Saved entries

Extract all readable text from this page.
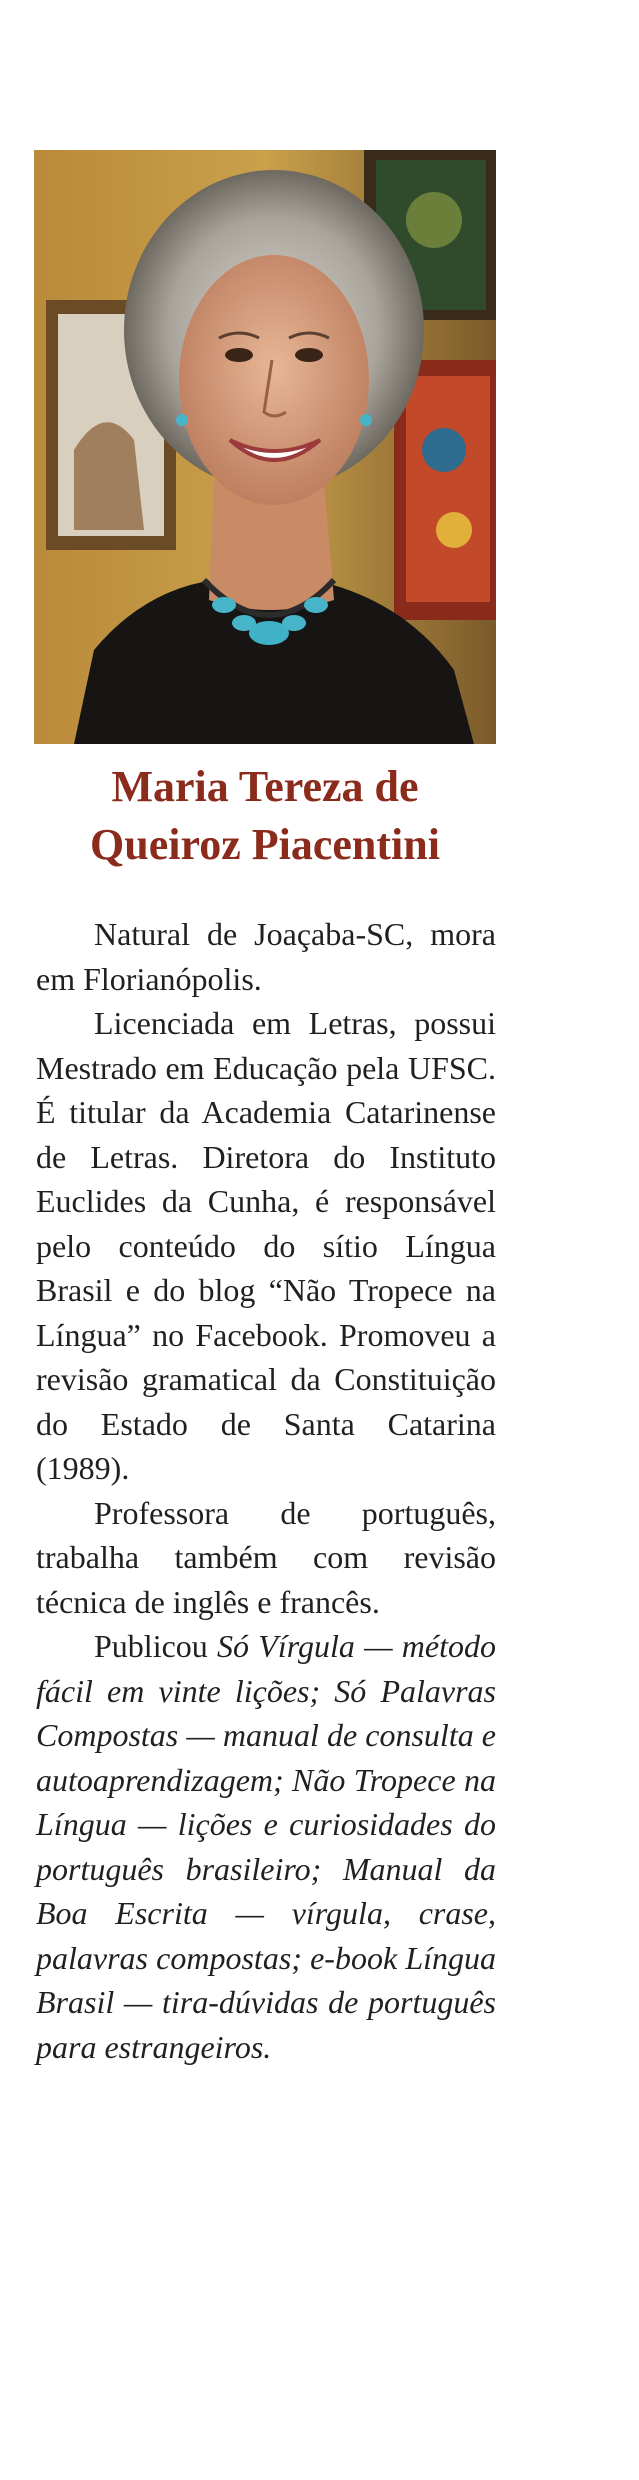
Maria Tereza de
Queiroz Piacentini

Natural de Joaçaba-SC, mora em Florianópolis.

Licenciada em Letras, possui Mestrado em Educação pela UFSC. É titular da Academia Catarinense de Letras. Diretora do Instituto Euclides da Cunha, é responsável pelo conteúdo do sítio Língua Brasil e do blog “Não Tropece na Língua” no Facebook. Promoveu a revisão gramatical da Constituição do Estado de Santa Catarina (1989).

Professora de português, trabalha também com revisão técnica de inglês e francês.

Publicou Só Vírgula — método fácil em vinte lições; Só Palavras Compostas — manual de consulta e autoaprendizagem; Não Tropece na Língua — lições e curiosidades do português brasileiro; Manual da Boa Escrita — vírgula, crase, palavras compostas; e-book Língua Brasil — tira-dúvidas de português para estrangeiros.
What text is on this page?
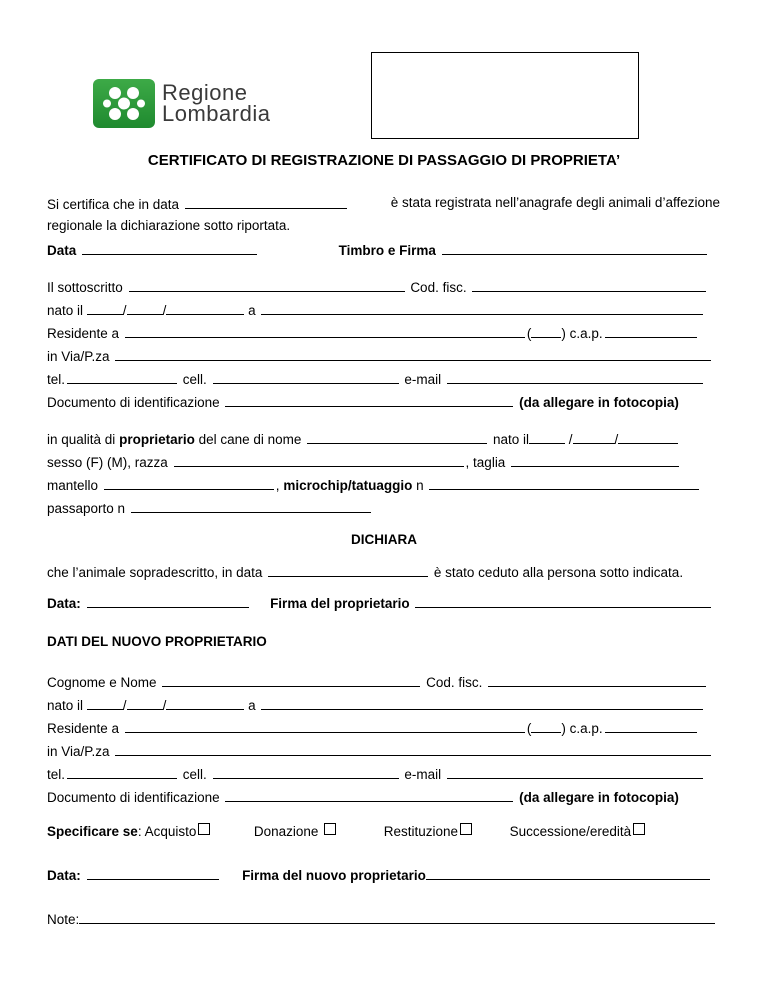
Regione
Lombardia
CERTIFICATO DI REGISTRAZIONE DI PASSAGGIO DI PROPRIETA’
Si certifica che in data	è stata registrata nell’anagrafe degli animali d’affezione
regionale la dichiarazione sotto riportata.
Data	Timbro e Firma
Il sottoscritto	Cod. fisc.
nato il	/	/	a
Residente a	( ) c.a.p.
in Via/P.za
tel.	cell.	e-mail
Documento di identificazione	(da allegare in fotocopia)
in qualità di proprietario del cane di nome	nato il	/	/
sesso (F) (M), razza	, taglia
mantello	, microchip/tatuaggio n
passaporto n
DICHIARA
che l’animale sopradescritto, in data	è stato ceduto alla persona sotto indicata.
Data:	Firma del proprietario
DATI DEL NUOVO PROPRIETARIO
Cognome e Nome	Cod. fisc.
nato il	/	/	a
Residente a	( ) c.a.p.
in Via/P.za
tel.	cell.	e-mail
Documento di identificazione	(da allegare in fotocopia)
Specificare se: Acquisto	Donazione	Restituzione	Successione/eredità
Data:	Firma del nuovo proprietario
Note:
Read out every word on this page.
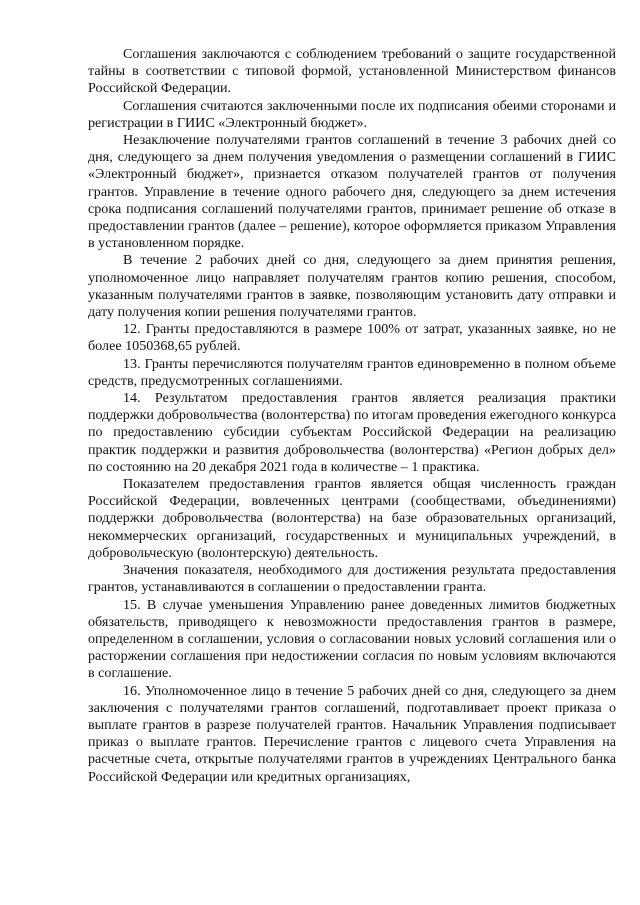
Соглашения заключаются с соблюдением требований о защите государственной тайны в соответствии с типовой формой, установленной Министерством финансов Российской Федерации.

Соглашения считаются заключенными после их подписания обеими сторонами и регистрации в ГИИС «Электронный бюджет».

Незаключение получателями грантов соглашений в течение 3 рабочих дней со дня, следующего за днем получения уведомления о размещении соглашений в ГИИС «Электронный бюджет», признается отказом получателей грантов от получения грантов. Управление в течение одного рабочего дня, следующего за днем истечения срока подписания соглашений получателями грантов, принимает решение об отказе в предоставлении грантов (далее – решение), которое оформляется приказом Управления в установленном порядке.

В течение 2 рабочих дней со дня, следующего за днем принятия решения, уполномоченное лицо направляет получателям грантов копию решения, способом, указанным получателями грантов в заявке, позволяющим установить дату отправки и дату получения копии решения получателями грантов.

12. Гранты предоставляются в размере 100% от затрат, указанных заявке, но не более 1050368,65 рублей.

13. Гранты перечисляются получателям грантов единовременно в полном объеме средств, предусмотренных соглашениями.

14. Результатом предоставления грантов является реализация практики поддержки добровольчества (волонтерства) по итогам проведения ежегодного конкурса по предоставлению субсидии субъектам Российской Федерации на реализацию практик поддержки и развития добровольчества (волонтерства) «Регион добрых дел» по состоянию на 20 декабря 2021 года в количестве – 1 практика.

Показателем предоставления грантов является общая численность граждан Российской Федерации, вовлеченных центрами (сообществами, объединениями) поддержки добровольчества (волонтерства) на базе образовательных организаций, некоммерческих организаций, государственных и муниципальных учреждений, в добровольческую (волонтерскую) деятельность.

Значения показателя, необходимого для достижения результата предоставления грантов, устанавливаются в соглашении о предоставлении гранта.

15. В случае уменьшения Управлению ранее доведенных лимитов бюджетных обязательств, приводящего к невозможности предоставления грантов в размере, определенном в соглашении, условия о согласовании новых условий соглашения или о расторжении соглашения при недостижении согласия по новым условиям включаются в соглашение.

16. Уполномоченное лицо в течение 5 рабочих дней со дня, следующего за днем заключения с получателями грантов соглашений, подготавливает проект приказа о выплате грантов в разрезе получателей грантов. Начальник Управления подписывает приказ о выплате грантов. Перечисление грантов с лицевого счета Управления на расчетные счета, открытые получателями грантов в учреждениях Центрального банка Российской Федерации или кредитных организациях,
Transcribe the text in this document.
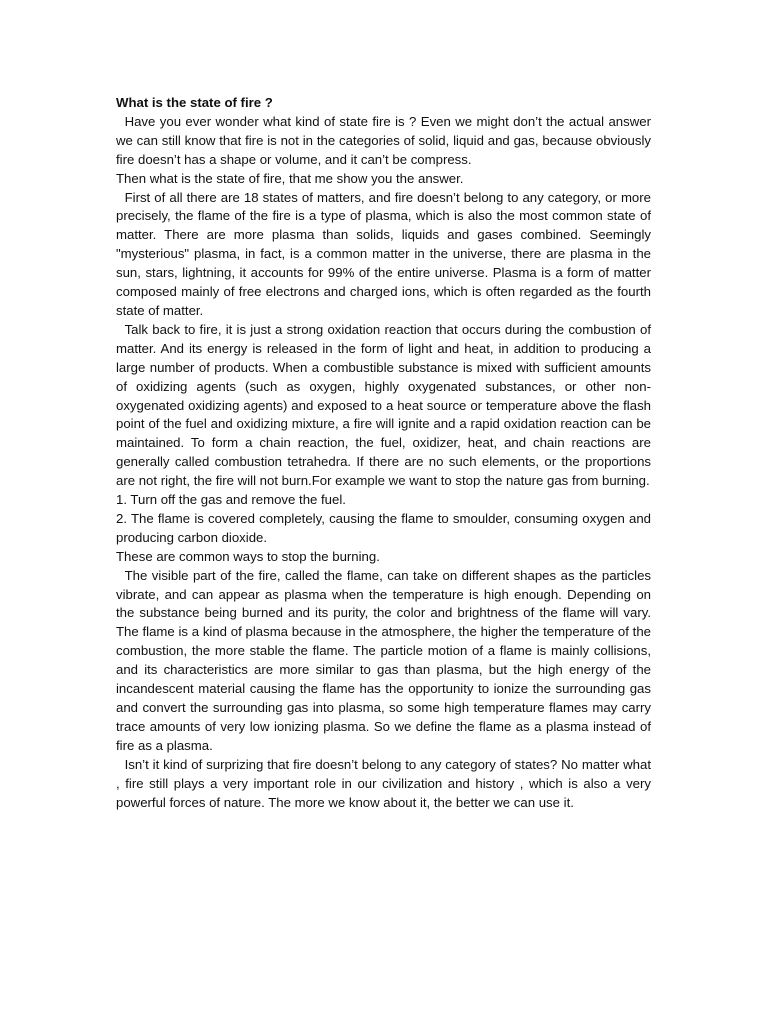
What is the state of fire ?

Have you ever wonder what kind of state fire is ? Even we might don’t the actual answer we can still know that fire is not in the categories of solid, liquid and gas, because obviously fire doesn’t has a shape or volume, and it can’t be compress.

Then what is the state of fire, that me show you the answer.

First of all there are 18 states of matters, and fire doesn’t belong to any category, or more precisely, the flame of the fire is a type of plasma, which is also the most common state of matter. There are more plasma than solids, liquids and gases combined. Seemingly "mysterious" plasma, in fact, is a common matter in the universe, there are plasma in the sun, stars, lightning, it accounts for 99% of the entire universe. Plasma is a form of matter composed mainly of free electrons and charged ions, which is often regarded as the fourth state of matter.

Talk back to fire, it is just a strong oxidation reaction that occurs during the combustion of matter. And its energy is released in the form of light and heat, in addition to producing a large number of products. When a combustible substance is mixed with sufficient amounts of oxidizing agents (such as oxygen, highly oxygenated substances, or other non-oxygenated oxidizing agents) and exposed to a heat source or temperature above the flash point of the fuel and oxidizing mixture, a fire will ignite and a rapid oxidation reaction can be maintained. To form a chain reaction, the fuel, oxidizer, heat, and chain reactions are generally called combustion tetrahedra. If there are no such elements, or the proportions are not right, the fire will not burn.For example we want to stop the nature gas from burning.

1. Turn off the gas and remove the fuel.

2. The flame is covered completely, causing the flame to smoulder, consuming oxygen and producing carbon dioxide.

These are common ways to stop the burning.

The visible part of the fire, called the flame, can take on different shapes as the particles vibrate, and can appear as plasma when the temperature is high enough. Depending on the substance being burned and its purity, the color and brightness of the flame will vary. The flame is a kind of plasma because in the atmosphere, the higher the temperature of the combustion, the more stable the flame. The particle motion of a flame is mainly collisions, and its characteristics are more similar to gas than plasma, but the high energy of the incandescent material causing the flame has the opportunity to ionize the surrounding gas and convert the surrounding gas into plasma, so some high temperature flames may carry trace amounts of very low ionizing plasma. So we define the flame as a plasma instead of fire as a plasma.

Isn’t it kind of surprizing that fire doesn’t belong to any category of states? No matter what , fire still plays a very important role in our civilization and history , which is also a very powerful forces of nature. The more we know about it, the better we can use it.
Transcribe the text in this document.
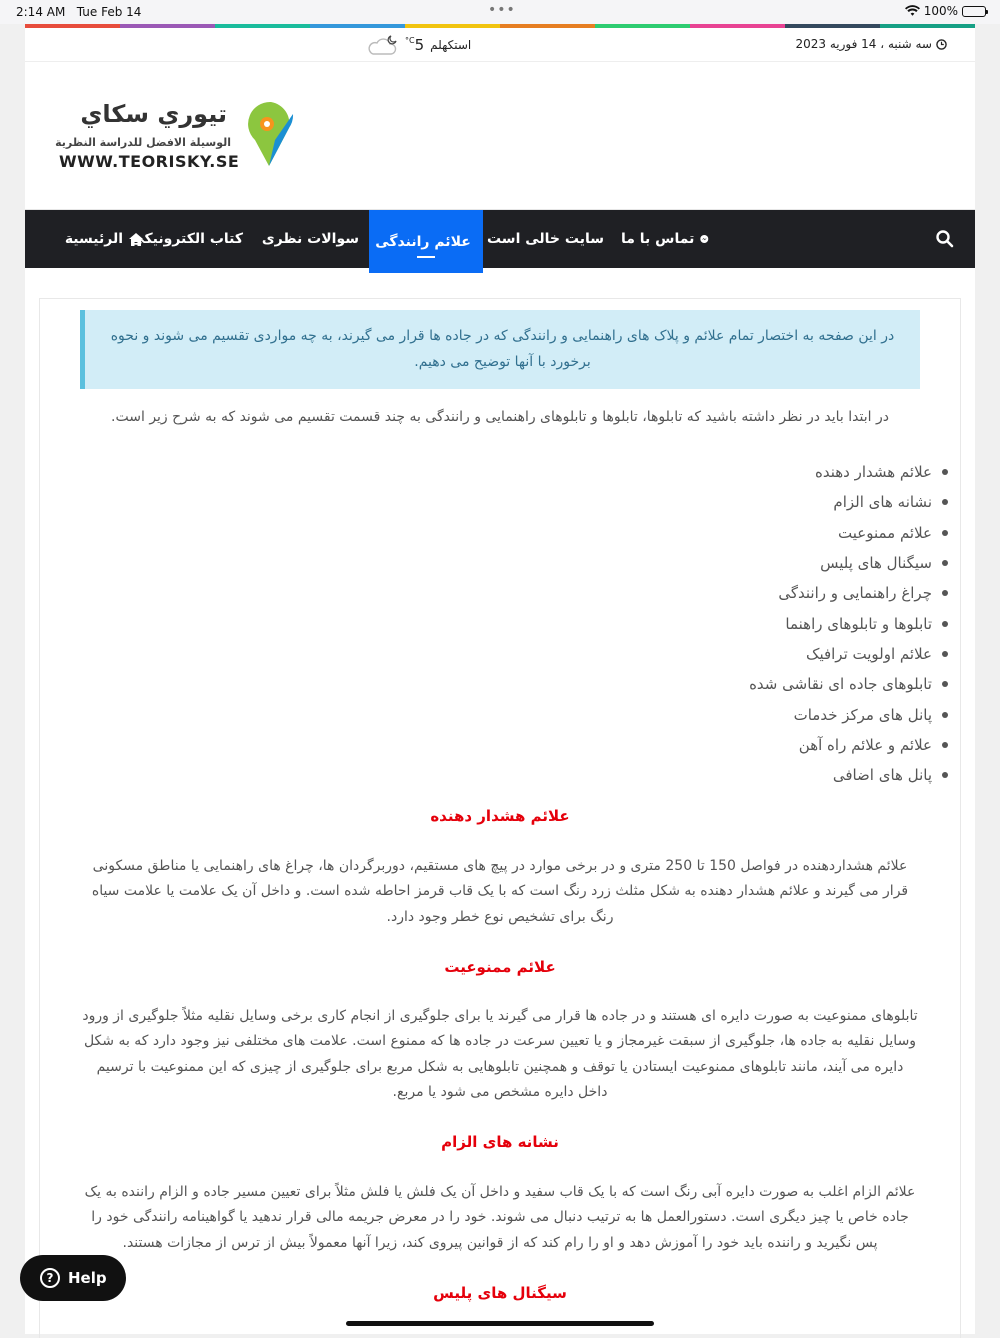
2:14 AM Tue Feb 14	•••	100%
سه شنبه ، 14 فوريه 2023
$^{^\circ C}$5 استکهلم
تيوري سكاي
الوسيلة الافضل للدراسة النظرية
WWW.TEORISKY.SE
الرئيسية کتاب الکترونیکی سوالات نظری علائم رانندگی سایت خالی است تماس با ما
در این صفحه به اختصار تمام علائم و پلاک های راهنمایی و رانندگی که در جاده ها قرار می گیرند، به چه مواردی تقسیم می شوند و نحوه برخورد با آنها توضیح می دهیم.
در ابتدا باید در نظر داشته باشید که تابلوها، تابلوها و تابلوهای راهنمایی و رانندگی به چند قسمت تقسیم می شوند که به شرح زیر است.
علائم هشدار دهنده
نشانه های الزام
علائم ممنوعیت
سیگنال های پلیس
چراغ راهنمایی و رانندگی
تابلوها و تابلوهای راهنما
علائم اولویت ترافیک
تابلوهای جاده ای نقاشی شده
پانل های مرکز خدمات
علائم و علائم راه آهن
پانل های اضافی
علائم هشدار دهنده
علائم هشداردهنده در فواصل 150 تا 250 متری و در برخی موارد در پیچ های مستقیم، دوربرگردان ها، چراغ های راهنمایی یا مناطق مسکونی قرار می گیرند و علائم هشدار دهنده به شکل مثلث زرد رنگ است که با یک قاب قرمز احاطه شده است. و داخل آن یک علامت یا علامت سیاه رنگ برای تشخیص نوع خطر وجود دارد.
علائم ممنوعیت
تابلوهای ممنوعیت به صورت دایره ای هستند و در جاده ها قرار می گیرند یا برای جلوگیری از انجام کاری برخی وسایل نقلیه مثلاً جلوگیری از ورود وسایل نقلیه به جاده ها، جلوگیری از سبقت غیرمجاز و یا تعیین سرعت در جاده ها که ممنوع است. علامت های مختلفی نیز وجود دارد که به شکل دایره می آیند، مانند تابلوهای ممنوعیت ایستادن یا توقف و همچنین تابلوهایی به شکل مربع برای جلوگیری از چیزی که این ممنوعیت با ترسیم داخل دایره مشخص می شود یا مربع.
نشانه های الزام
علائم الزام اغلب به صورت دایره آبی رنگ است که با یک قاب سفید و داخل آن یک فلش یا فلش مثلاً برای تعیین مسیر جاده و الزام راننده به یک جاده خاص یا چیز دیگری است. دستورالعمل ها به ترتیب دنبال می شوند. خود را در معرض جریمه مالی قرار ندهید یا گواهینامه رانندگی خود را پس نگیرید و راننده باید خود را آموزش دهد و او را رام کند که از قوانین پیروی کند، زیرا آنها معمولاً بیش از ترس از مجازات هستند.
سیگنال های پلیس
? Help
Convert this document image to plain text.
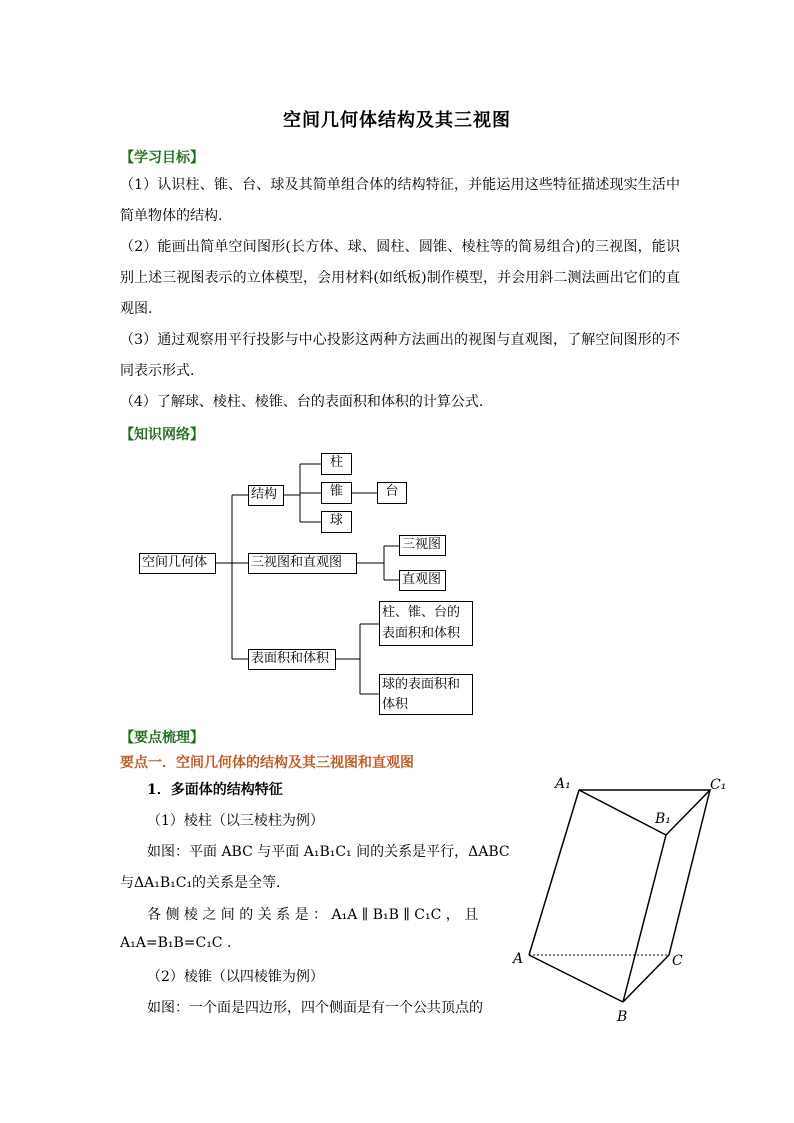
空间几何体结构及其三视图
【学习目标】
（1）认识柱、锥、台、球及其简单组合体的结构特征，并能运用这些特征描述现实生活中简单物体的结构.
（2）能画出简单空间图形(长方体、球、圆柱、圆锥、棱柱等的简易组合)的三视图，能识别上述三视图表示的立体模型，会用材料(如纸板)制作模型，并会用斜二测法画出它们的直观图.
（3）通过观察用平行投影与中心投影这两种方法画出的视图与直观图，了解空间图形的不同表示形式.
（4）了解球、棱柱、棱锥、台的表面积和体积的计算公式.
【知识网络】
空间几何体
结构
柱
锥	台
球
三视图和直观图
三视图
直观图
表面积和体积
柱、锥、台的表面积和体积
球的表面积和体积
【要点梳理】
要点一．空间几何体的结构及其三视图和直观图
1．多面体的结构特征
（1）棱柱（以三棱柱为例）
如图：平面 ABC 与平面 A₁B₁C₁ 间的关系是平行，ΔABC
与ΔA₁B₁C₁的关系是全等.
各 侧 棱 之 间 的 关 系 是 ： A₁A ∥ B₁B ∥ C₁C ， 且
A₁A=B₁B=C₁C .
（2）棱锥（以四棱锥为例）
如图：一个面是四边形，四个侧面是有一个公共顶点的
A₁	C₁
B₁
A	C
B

Short exercise = Take the line that contains "Convert this document image to plain text." and every line after it up to the end of the records above, and restate them exactly, without the pictures.

Expected answer =
Convert this document image to plain text.
空间几何体结构及其三视图
【学习目标】
（1）认识柱、锥、台、球及其简单组合体的结构特征，并能运用这些特征描述现实生活中简单物体的结构.
（2）能画出简单空间图形(长方体、球、圆柱、圆锥、棱柱等的简易组合)的三视图，能识别上述三视图表示的立体模型，会用材料(如纸板)制作模型，并会用斜二测法画出它们的直观图.
（3）通过观察用平行投影与中心投影这两种方法画出的视图与直观图，了解空间图形的不同表示形式.
（4）了解球、棱柱、棱锥、台的表面积和体积的计算公式.
【知识网络】
空间几何体
结构
柱
锥	台
球
三视图和直观图
三视图
直观图
表面积和体积
柱、锥、台的表面积和体积
球的表面积和体积
【要点梳理】
要点一．空间几何体的结构及其三视图和直观图
1．多面体的结构特征
（1）棱柱（以三棱柱为例）
如图：平面 ABC 与平面 A₁B₁C₁ 间的关系是平行，ΔABC
与ΔA₁B₁C₁的关系是全等.
各 侧 棱 之 间 的 关 系 是 ： A₁A ∥ B₁B ∥ C₁C ， 且
A₁A=B₁B=C₁C .
（2）棱锥（以四棱锥为例）
如图：一个面是四边形，四个侧面是有一个公共顶点的
A₁	C₁
B₁
A	C
B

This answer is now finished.